REQUIREMENTS
Reproduce every line below character for character, omitting the picture.
>> BEGIN
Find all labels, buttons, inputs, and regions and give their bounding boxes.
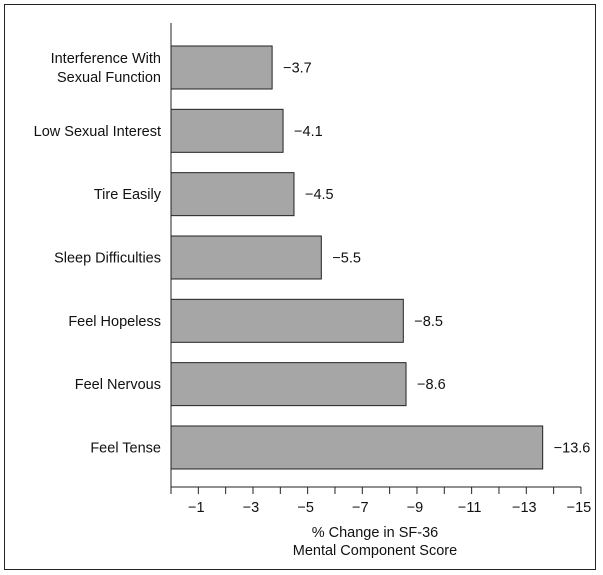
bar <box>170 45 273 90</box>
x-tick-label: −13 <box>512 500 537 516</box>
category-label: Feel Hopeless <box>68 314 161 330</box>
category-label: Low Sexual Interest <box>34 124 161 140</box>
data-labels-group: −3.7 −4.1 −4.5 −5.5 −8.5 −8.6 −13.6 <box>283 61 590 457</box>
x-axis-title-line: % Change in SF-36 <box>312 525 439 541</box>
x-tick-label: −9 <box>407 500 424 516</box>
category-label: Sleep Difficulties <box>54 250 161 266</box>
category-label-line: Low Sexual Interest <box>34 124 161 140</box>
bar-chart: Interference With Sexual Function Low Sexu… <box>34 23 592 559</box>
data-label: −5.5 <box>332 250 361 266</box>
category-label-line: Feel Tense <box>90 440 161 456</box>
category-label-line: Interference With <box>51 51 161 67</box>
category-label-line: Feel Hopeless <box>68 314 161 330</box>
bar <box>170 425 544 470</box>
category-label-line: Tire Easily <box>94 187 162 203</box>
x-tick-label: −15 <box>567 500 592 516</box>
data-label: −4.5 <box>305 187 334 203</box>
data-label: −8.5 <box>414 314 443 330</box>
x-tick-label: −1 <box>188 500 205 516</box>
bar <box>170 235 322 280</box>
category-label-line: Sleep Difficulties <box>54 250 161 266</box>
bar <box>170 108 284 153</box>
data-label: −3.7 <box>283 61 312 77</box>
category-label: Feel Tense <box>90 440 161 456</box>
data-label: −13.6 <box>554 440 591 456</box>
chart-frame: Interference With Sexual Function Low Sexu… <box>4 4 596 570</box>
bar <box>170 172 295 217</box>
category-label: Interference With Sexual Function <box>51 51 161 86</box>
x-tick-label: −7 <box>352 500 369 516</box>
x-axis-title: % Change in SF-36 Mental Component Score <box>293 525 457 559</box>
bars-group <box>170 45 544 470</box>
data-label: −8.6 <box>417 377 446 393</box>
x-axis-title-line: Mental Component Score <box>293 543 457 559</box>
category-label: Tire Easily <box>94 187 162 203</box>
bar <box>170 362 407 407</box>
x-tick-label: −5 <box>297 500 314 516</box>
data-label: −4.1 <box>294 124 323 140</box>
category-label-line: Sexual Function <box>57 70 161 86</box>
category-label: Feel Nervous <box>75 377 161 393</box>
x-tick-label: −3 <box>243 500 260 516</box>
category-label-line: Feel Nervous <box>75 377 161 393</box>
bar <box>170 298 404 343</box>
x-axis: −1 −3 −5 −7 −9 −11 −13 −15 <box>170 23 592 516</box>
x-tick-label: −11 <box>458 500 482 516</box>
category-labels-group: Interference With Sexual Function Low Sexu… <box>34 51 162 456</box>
>> END
RESPONSE TO THIS TASK
Find all labels, buttons, inputs, and regions and give their bounding boxes.
bar <box>170 45 273 90</box>
x-tick-label: −13 <box>512 500 537 516</box>
category-label: Feel Hopeless <box>68 314 161 330</box>
category-label: Low Sexual Interest <box>34 124 161 140</box>
data-labels-group: −3.7 −4.1 −4.5 −5.5 −8.5 −8.6 −13.6 <box>283 61 590 457</box>
x-axis-title-line: % Change in SF-36 <box>312 525 439 541</box>
x-tick-label: −9 <box>407 500 424 516</box>
category-label: Sleep Difficulties <box>54 250 161 266</box>
category-label-line: Low Sexual Interest <box>34 124 161 140</box>
bar-chart: Interference With Sexual Function Low Sexu… <box>34 23 592 559</box>
data-label: −5.5 <box>332 250 361 266</box>
category-label-line: Feel Tense <box>90 440 161 456</box>
category-label-line: Interference With <box>51 51 161 67</box>
category-label-line: Feel Hopeless <box>68 314 161 330</box>
bar <box>170 425 544 470</box>
category-label-line: Tire Easily <box>94 187 162 203</box>
x-tick-label: −15 <box>567 500 592 516</box>
data-label: −4.5 <box>305 187 334 203</box>
data-label: −8.5 <box>414 314 443 330</box>
x-tick-label: −1 <box>188 500 205 516</box>
bar <box>170 235 322 280</box>
category-label-line: Sleep Difficulties <box>54 250 161 266</box>
bar <box>170 108 284 153</box>
data-label: −3.7 <box>283 61 312 77</box>
category-label: Feel Tense <box>90 440 161 456</box>
data-label: −13.6 <box>554 440 591 456</box>
chart-frame: Interference With Sexual Function Low Sexu… <box>4 4 596 570</box>
bar <box>170 172 295 217</box>
category-label: Interference With Sexual Function <box>51 51 161 86</box>
x-tick-label: −7 <box>352 500 369 516</box>
x-axis-title: % Change in SF-36 Mental Component Score <box>293 525 457 559</box>
bars-group <box>170 45 544 470</box>
data-label: −8.6 <box>417 377 446 393</box>
x-axis-title-line: Mental Component Score <box>293 543 457 559</box>
category-label: Tire Easily <box>94 187 162 203</box>
bar <box>170 362 407 407</box>
x-tick-label: −5 <box>297 500 314 516</box>
data-label: −4.1 <box>294 124 323 140</box>
category-label-line: Sexual Function <box>57 70 161 86</box>
category-label: Feel Nervous <box>75 377 161 393</box>
x-tick-label: −3 <box>243 500 260 516</box>
category-label-line: Feel Nervous <box>75 377 161 393</box>
bar <box>170 298 404 343</box>
x-axis: −1 −3 −5 −7 −9 −11 −13 −15 <box>170 23 592 516</box>
x-tick-label: −11 <box>458 500 482 516</box>
category-labels-group: Interference With Sexual Function Low Sexu… <box>34 51 162 456</box>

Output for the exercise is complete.